EXERCISE INSTRUCTIONS ::
Copy out the material below with "screenshot" changed to "chart image" wherever it occurs, leaving everything else unchanged, and omit the pictures.

EXTRACTED RECORDS ::
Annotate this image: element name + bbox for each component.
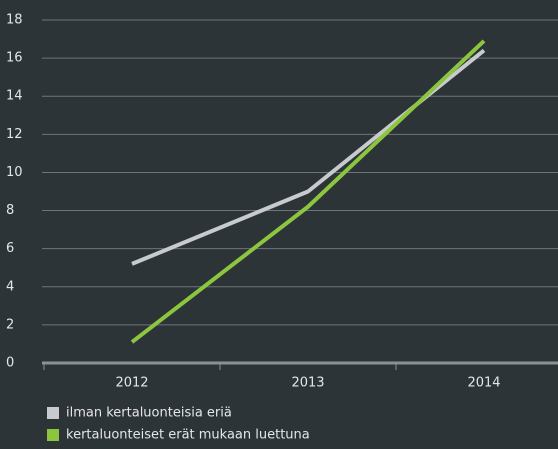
y-tick-label: 4 [6,279,14,294]
y-tick-label: 10 [6,165,23,180]
x-tick-label: 2013 [291,376,324,391]
series-line [130,39,486,344]
legend-label: kertaluonteiset erät mukaan luettuna [66,428,310,443]
y-tick-label: 8 [6,203,14,218]
x-tick-label: 2014 [467,376,500,391]
y-tick-label: 16 [6,51,23,66]
legend-label: ilman kertaluonteisia eriä [66,406,232,421]
y-tick-label: 18 [6,13,23,28]
y-tick-label: 12 [6,127,23,142]
y-tick-label: 14 [6,89,23,104]
legend-swatch [47,429,59,441]
y-tick-label: 6 [6,241,14,256]
y-tick-label: 0 [6,356,14,371]
legend-swatch [47,407,59,419]
series-line [131,48,486,266]
y-tick-label: 2 [6,317,14,332]
x-tick-label: 2012 [115,376,148,391]
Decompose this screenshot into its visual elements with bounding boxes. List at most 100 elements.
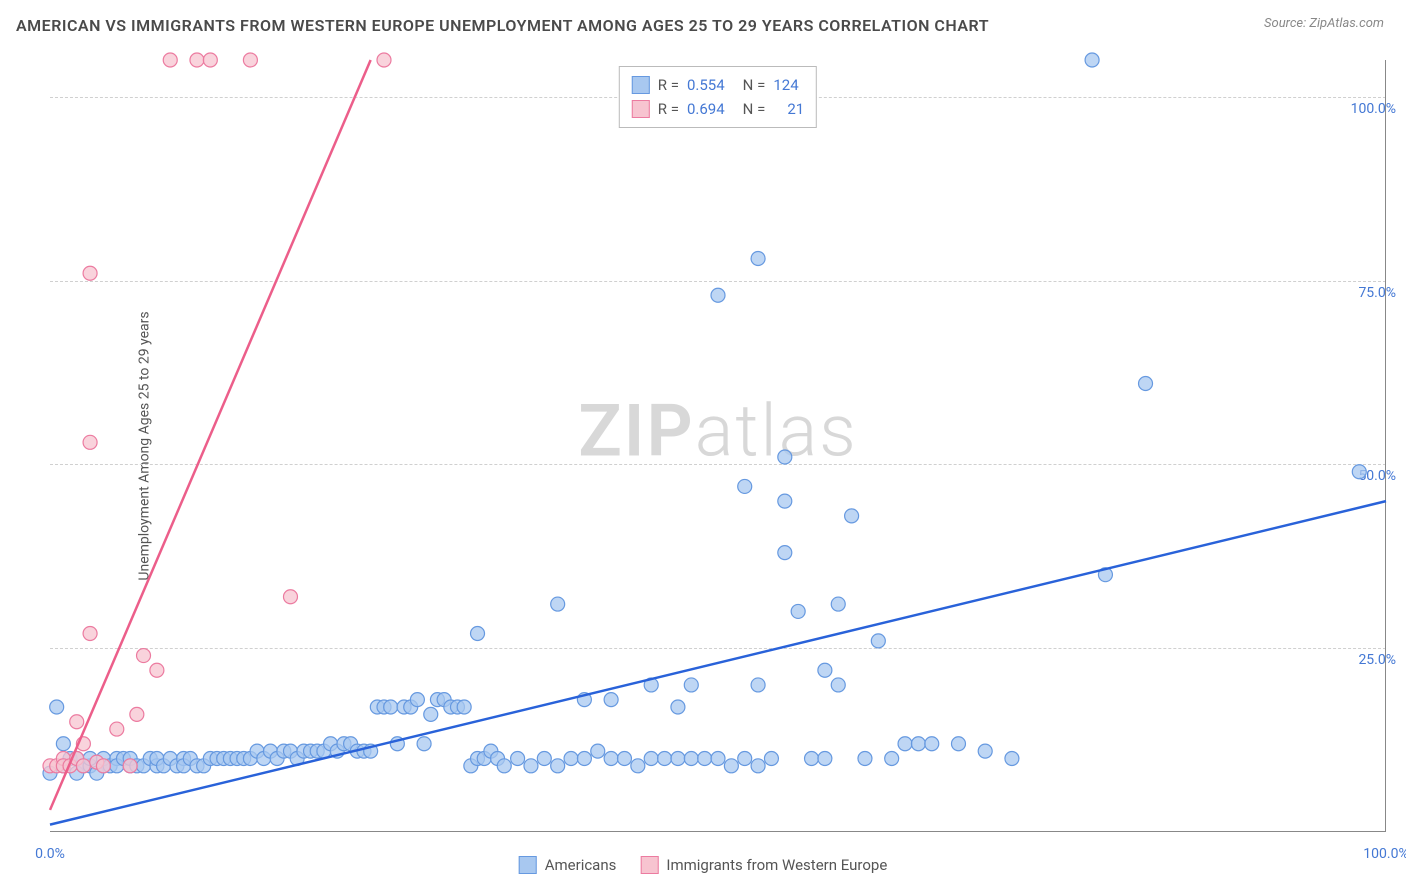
data-point (190, 53, 204, 67)
data-point (457, 700, 471, 714)
data-point (564, 751, 578, 765)
data-point (76, 759, 90, 773)
data-point (711, 751, 725, 765)
bottom-swatch-immigrants (640, 856, 658, 874)
data-point (410, 693, 424, 707)
data-point (978, 744, 992, 758)
data-point (925, 737, 939, 751)
data-point (83, 626, 97, 640)
chart-title: AMERICAN VS IMMIGRANTS FROM WESTERN EURO… (16, 16, 989, 35)
data-point (831, 597, 845, 611)
data-point (243, 53, 257, 67)
data-point (203, 53, 217, 67)
legend-n-label: N = (743, 97, 766, 121)
data-point (377, 53, 391, 67)
data-point (471, 626, 485, 640)
bottom-legend: Americans Immigrants from Western Europe (519, 856, 888, 874)
data-point (858, 751, 872, 765)
data-point (497, 759, 511, 773)
data-point (684, 678, 698, 692)
data-point (163, 53, 177, 67)
chart-svg (50, 60, 1386, 832)
xtick-label: 0.0% (35, 846, 65, 862)
data-point (1085, 53, 1099, 67)
source-label: Source: ZipAtlas.com (1264, 16, 1384, 31)
data-point (778, 450, 792, 464)
data-point (604, 693, 618, 707)
legend-n-value-immigrants: 21 (787, 97, 804, 121)
bottom-legend-americans: Americans (519, 856, 617, 874)
data-point (751, 678, 765, 692)
data-point (684, 751, 698, 765)
bottom-swatch-americans (519, 856, 537, 874)
data-point (818, 751, 832, 765)
data-point (551, 759, 565, 773)
bottom-label-immigrants: Immigrants from Western Europe (666, 856, 887, 874)
data-point (751, 252, 765, 266)
legend-box: R = 0.554 N = 124 R = 0.694 N = 21 (619, 66, 817, 128)
data-point (658, 751, 672, 765)
data-point (591, 744, 605, 758)
legend-swatch-americans (632, 76, 650, 94)
legend-swatch-immigrants (632, 100, 650, 118)
data-point (617, 751, 631, 765)
data-point (283, 590, 297, 604)
data-point (738, 751, 752, 765)
data-point (698, 751, 712, 765)
legend-row-americans: R = 0.554 N = 124 (632, 73, 804, 97)
legend-r-value-immigrants: 0.694 (687, 97, 725, 121)
data-point (424, 707, 438, 721)
data-point (898, 737, 912, 751)
data-point (738, 479, 752, 493)
data-point (150, 663, 164, 677)
data-point (83, 266, 97, 280)
data-point (96, 759, 110, 773)
data-point (577, 751, 591, 765)
data-point (524, 759, 538, 773)
data-point (537, 751, 551, 765)
bottom-label-americans: Americans (545, 856, 617, 874)
data-point (778, 546, 792, 560)
data-point (110, 722, 124, 736)
data-point (751, 759, 765, 773)
data-point (1352, 465, 1366, 479)
data-point (711, 288, 725, 302)
bottom-legend-immigrants: Immigrants from Western Europe (640, 856, 887, 874)
data-point (644, 751, 658, 765)
data-point (671, 700, 685, 714)
data-point (130, 707, 144, 721)
data-point (818, 663, 832, 677)
data-point (764, 751, 778, 765)
plot-area: ZIPatlas 25.0%50.0%75.0%100.0% R = 0.554… (50, 60, 1386, 832)
data-point (70, 715, 84, 729)
data-point (56, 737, 70, 751)
data-point (831, 678, 845, 692)
data-point (384, 700, 398, 714)
trend-line (50, 60, 371, 810)
xtick-label: 100.0% (1363, 846, 1406, 862)
data-point (724, 759, 738, 773)
data-point (137, 649, 151, 663)
data-point (604, 751, 618, 765)
data-point (911, 737, 925, 751)
legend-r-value-americans: 0.554 (687, 73, 725, 97)
legend-n-value-americans: 124 (773, 73, 798, 97)
data-point (791, 604, 805, 618)
legend-r-label: R = (658, 73, 679, 97)
trend-line (50, 501, 1386, 825)
legend-r-label: R = (658, 97, 679, 121)
data-point (511, 751, 525, 765)
data-point (871, 634, 885, 648)
data-point (778, 494, 792, 508)
data-point (885, 751, 899, 765)
data-point (1005, 751, 1019, 765)
data-point (1139, 377, 1153, 391)
legend-n-label: N = (743, 73, 766, 97)
data-point (845, 509, 859, 523)
data-point (50, 700, 64, 714)
data-point (123, 759, 137, 773)
data-point (551, 597, 565, 611)
data-point (671, 751, 685, 765)
data-point (417, 737, 431, 751)
data-point (951, 737, 965, 751)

TASK ANSWER ::
Annotate this image: element name + bbox for each component.
y-tick-label: 4 [6,279,14,294]
y-tick-label: 10 [6,165,23,180]
x-tick-label: 2013 [291,376,324,391]
series-line [130,39,486,344]
legend-label: kertaluonteiset erät mukaan luettuna [66,428,310,443]
y-tick-label: 8 [6,203,14,218]
x-tick-label: 2014 [467,376,500,391]
y-tick-label: 16 [6,51,23,66]
legend-label: ilman kertaluonteisia eriä [66,406,232,421]
y-tick-label: 18 [6,13,23,28]
y-tick-label: 12 [6,127,23,142]
y-tick-label: 14 [6,89,23,104]
legend-swatch [47,429,59,441]
y-tick-label: 6 [6,241,14,256]
y-tick-label: 0 [6,356,14,371]
legend-swatch [47,407,59,419]
series-line [131,48,486,266]
y-tick-label: 2 [6,317,14,332]
x-tick-label: 2012 [115,376,148,391]
Decompose this chart image into its visual elements with bounding boxes. List at most 100 elements.
data-point (190, 53, 204, 67)
data-point (457, 700, 471, 714)
data-point (564, 751, 578, 765)
data-point (76, 759, 90, 773)
data-point (711, 751, 725, 765)
bottom-swatch-immigrants (640, 856, 658, 874)
data-point (410, 693, 424, 707)
data-point (978, 744, 992, 758)
data-point (925, 737, 939, 751)
data-point (83, 626, 97, 640)
chart-title: AMERICAN VS IMMIGRANTS FROM WESTERN EURO… (16, 16, 989, 35)
data-point (831, 597, 845, 611)
data-point (243, 53, 257, 67)
data-point (203, 53, 217, 67)
legend-n-label: N = (743, 97, 766, 121)
data-point (377, 53, 391, 67)
data-point (471, 626, 485, 640)
bottom-legend: Americans Immigrants from Western Europe (519, 856, 888, 874)
data-point (858, 751, 872, 765)
data-point (497, 759, 511, 773)
data-point (684, 678, 698, 692)
data-point (163, 53, 177, 67)
chart-svg (50, 60, 1386, 832)
xtick-label: 0.0% (35, 846, 65, 862)
data-point (1085, 53, 1099, 67)
source-label: Source: ZipAtlas.com (1264, 16, 1384, 31)
data-point (778, 450, 792, 464)
data-point (604, 693, 618, 707)
legend-n-value-immigrants: 21 (787, 97, 804, 121)
bottom-legend-americans: Americans (519, 856, 617, 874)
data-point (751, 678, 765, 692)
data-point (684, 751, 698, 765)
bottom-swatch-americans (519, 856, 537, 874)
data-point (818, 751, 832, 765)
data-point (551, 759, 565, 773)
bottom-label-immigrants: Immigrants from Western Europe (666, 856, 887, 874)
data-point (751, 252, 765, 266)
legend-box: R = 0.554 N = 124 R = 0.694 N = 21 (619, 66, 817, 128)
data-point (658, 751, 672, 765)
data-point (591, 744, 605, 758)
legend-swatch-americans (632, 76, 650, 94)
legend-swatch-immigrants (632, 100, 650, 118)
data-point (617, 751, 631, 765)
data-point (283, 590, 297, 604)
data-point (738, 751, 752, 765)
data-point (698, 751, 712, 765)
legend-row-americans: R = 0.554 N = 124 (632, 73, 804, 97)
legend-r-value-immigrants: 0.694 (687, 97, 725, 121)
data-point (424, 707, 438, 721)
data-point (898, 737, 912, 751)
data-point (738, 479, 752, 493)
data-point (150, 663, 164, 677)
data-point (83, 266, 97, 280)
data-point (96, 759, 110, 773)
data-point (577, 751, 591, 765)
data-point (524, 759, 538, 773)
data-point (537, 751, 551, 765)
bottom-label-americans: Americans (545, 856, 617, 874)
data-point (778, 546, 792, 560)
data-point (110, 722, 124, 736)
data-point (751, 759, 765, 773)
data-point (1352, 465, 1366, 479)
data-point (711, 288, 725, 302)
bottom-legend-immigrants: Immigrants from Western Europe (640, 856, 887, 874)
data-point (644, 751, 658, 765)
data-point (671, 700, 685, 714)
data-point (130, 707, 144, 721)
data-point (818, 663, 832, 677)
data-point (764, 751, 778, 765)
plot-area: ZIPatlas 25.0%50.0%75.0%100.0% R = 0.554… (50, 60, 1386, 832)
data-point (70, 715, 84, 729)
data-point (56, 737, 70, 751)
data-point (831, 678, 845, 692)
data-point (384, 700, 398, 714)
trend-line (50, 60, 371, 810)
xtick-label: 100.0% (1363, 846, 1406, 862)
data-point (724, 759, 738, 773)
data-point (137, 649, 151, 663)
data-point (604, 751, 618, 765)
data-point (911, 737, 925, 751)
legend-r-value-americans: 0.554 (687, 73, 725, 97)
legend-n-value-americans: 124 (773, 73, 798, 97)
data-point (791, 604, 805, 618)
legend-r-label: R = (658, 73, 679, 97)
trend-line (50, 501, 1386, 825)
legend-r-label: R = (658, 97, 679, 121)
data-point (511, 751, 525, 765)
data-point (871, 634, 885, 648)
data-point (778, 494, 792, 508)
data-point (885, 751, 899, 765)
data-point (1005, 751, 1019, 765)
data-point (1139, 377, 1153, 391)
legend-n-label: N = (743, 73, 766, 97)
data-point (845, 509, 859, 523)
data-point (50, 700, 64, 714)
data-point (123, 759, 137, 773)
data-point (551, 597, 565, 611)
data-point (671, 751, 685, 765)
data-point (417, 737, 431, 751)
data-point (951, 737, 965, 751)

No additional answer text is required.